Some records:
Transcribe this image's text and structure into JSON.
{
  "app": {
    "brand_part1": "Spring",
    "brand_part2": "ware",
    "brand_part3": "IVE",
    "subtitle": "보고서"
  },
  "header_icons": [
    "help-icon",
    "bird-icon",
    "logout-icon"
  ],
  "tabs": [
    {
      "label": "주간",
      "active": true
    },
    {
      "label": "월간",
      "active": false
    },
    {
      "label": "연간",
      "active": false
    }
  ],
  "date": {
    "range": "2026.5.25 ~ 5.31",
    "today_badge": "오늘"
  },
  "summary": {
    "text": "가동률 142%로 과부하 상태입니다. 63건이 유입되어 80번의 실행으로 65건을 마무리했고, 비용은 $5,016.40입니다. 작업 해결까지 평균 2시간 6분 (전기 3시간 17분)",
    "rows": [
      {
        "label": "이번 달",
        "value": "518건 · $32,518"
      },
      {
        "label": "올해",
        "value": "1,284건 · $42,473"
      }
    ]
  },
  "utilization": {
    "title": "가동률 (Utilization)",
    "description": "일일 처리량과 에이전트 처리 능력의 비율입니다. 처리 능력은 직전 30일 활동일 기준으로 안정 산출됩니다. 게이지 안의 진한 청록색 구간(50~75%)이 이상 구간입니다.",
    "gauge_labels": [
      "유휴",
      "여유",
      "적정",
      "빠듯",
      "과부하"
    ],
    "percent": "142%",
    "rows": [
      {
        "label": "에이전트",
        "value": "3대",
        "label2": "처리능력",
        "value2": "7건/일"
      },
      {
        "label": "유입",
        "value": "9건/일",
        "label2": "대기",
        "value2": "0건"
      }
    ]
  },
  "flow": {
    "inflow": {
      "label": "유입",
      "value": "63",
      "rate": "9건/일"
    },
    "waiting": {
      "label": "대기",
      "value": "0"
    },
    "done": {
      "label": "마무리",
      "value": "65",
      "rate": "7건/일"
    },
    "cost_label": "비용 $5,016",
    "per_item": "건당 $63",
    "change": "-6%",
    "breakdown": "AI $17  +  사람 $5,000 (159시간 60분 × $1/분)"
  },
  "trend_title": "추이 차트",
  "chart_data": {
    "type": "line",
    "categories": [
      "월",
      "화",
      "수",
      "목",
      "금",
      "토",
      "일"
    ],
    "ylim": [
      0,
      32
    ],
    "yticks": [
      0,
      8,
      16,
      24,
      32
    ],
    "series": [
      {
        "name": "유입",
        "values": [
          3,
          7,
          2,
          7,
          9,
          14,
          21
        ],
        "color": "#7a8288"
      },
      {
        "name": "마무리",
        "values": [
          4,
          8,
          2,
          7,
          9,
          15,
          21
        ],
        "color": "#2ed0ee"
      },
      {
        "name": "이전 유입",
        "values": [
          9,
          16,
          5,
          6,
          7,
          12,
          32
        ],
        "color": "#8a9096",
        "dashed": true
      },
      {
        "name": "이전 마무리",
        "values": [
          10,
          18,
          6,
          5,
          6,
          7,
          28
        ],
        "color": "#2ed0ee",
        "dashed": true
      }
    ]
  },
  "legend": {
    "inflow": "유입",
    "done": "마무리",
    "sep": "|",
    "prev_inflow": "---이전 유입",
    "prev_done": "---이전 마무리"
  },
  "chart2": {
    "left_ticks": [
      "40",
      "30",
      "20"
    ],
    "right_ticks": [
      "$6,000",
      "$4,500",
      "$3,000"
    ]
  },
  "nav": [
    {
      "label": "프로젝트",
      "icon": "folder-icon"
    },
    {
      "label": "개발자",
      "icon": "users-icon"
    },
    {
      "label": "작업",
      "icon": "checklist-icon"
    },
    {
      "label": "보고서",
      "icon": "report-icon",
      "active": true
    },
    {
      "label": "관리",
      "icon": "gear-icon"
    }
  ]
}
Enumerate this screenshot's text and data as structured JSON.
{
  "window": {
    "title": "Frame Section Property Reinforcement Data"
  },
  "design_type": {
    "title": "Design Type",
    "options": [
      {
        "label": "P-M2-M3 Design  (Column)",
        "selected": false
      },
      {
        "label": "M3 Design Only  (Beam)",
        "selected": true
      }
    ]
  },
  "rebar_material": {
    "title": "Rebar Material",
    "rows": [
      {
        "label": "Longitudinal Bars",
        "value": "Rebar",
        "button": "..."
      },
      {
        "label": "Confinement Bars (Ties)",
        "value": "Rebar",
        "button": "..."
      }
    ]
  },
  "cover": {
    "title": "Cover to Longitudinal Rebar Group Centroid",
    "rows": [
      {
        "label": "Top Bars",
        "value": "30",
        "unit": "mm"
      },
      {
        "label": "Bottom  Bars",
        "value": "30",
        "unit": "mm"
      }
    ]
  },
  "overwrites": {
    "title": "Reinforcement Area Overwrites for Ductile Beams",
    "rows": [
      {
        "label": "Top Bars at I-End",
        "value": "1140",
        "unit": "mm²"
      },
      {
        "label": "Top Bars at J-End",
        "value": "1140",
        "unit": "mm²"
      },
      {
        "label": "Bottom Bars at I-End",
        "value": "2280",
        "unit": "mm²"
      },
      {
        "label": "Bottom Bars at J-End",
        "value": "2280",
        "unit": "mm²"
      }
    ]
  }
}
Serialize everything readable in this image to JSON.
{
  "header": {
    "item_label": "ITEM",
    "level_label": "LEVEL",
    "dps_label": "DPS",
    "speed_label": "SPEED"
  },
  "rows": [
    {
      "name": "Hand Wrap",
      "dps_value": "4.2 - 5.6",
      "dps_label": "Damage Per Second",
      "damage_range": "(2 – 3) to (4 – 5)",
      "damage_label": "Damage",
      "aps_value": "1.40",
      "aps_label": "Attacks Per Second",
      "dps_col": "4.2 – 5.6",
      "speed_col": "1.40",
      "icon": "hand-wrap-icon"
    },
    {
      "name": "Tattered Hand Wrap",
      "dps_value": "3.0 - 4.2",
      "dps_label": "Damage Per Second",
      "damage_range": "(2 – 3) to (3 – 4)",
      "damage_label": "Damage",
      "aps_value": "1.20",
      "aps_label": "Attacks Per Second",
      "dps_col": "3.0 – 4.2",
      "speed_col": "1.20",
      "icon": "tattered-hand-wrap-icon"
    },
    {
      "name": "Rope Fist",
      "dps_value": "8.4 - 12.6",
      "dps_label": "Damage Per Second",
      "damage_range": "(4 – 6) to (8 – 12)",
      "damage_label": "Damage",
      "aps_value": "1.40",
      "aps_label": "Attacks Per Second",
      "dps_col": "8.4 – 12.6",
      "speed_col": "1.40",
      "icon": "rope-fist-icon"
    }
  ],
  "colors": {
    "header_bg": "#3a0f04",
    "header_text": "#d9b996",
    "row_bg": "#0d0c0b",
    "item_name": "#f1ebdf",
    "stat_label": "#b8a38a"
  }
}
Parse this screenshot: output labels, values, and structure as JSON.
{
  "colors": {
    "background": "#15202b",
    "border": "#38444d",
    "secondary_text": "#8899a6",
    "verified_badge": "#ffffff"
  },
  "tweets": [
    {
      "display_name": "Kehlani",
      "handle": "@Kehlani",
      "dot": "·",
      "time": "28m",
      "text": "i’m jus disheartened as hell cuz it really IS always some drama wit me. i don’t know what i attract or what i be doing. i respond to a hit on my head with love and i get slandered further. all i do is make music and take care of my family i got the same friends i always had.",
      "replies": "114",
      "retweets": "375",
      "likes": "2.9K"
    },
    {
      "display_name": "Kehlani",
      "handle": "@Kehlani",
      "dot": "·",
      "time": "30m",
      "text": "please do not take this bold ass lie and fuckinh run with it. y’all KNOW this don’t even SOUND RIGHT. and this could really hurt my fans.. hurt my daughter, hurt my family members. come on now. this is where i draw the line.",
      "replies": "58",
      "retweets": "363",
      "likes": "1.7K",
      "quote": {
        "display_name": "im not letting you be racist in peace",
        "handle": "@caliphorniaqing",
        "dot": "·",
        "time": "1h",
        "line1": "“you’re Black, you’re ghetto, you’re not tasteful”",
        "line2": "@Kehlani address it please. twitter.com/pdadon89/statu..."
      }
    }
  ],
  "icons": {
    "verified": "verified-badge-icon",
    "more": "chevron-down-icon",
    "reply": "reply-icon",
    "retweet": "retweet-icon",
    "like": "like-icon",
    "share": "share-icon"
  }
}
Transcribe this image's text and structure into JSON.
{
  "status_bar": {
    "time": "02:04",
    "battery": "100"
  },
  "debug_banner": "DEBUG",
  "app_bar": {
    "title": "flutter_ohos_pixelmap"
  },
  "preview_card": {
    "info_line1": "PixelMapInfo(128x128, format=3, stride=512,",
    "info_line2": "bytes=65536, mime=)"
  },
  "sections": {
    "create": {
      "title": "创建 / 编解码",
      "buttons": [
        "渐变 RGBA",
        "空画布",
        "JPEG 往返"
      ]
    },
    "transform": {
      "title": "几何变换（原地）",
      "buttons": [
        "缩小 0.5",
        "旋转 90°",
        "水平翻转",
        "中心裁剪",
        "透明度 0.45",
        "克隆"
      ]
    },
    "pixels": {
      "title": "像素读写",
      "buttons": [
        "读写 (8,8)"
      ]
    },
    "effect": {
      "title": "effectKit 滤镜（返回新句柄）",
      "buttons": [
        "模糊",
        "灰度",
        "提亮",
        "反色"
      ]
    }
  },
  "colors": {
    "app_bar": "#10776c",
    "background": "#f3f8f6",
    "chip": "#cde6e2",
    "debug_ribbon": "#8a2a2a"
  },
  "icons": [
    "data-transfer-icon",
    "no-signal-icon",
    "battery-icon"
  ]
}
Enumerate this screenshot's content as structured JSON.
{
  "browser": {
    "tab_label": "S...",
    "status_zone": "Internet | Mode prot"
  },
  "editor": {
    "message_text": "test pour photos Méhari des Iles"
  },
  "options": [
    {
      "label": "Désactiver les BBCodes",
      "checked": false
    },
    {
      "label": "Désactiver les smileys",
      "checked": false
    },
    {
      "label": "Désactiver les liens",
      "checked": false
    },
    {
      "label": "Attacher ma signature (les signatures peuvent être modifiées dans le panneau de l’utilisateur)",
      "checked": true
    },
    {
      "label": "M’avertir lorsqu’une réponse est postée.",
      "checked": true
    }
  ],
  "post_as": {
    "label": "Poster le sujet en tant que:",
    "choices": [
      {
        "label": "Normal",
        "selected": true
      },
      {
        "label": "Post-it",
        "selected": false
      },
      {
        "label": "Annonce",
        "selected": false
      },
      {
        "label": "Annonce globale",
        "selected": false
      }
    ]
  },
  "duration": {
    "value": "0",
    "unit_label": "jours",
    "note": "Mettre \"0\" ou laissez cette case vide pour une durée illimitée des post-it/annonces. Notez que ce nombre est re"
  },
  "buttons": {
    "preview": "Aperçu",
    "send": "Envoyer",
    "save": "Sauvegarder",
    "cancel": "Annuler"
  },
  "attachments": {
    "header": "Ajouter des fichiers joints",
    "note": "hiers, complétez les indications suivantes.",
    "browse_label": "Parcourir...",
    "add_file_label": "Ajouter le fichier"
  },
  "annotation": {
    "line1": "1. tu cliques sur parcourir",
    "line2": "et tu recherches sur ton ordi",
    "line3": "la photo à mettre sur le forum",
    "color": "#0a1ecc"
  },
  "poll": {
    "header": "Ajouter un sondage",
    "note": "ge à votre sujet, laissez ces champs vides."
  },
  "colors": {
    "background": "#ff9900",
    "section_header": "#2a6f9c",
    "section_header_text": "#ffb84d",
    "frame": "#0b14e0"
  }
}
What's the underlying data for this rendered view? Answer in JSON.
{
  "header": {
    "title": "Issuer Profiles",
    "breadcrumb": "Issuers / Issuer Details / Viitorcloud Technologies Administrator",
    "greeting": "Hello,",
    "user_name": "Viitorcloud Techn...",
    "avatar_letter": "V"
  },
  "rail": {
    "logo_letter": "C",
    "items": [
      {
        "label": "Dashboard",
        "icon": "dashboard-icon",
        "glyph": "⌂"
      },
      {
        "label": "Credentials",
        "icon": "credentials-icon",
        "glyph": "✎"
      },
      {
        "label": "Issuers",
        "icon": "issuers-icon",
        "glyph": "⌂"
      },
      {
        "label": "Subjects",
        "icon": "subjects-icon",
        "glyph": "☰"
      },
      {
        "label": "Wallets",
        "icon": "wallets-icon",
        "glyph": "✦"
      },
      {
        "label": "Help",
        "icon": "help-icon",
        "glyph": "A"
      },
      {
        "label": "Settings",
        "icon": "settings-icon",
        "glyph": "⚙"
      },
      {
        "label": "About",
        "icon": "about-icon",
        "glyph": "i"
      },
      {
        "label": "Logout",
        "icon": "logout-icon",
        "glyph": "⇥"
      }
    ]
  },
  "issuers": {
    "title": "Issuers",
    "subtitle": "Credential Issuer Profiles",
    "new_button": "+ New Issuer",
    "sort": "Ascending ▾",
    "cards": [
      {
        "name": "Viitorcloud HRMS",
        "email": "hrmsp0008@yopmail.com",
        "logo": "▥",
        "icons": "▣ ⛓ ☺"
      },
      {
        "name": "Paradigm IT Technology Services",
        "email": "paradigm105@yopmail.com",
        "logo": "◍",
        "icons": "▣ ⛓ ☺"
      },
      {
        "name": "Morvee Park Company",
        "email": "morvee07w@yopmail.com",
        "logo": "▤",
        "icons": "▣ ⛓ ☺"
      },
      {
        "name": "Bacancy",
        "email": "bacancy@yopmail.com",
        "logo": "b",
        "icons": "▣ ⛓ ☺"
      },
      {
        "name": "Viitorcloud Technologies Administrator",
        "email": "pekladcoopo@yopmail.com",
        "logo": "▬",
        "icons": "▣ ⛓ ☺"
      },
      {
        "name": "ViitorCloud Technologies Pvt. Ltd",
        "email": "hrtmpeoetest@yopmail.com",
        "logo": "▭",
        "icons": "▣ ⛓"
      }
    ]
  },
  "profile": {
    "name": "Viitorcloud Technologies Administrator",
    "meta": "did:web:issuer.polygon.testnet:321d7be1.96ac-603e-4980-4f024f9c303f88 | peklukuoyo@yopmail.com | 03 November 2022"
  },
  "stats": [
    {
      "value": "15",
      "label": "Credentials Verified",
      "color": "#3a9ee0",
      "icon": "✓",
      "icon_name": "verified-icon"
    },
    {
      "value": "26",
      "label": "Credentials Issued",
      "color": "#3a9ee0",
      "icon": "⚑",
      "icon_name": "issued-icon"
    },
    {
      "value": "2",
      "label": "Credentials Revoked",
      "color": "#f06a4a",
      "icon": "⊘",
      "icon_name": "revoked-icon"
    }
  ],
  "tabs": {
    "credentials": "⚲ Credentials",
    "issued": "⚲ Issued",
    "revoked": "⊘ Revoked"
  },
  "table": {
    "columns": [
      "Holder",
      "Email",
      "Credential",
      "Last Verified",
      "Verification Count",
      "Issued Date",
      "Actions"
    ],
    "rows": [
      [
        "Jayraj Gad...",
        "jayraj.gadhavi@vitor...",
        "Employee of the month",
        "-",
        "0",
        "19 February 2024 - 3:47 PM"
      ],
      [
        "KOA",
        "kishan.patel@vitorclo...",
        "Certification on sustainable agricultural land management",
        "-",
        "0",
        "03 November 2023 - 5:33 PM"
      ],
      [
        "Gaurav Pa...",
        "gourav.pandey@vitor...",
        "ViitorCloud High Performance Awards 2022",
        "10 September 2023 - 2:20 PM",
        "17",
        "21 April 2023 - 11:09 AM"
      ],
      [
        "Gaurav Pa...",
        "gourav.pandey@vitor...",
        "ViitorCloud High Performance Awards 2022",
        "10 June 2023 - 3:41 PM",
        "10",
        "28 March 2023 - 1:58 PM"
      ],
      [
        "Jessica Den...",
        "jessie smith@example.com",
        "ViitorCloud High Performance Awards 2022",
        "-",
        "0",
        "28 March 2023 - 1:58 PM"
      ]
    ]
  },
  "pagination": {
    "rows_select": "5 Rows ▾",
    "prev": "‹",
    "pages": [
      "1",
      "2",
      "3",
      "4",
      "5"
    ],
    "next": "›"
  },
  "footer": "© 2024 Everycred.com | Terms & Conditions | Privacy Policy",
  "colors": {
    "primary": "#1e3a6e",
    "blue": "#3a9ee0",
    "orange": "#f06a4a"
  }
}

* _GIVEN TASK_
Your answer should be a single number: the count of lines that contain "에이전트".

* _CORRECT OUTPUT_
2